DESCRIPTION OF THE TASK: Tally the lines that include the word "ffffff" and reply with nothing but the total.

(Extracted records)

>> Start

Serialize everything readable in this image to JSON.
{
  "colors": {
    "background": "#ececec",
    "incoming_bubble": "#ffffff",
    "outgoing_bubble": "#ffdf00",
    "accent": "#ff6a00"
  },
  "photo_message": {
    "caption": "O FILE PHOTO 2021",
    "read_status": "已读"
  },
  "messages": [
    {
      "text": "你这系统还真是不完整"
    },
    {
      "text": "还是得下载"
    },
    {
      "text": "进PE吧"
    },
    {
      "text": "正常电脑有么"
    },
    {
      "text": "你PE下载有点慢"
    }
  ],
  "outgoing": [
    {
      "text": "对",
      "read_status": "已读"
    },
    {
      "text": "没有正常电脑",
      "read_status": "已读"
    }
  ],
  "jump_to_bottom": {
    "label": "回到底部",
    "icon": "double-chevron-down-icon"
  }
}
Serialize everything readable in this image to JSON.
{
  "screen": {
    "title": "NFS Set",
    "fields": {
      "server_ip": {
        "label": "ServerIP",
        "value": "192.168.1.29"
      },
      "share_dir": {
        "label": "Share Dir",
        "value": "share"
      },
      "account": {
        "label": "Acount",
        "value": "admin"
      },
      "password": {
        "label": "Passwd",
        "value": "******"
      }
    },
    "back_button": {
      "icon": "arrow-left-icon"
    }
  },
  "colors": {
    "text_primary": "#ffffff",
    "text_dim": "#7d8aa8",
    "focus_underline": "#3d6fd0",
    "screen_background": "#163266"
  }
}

>> End

EXERCISE RESULT: 2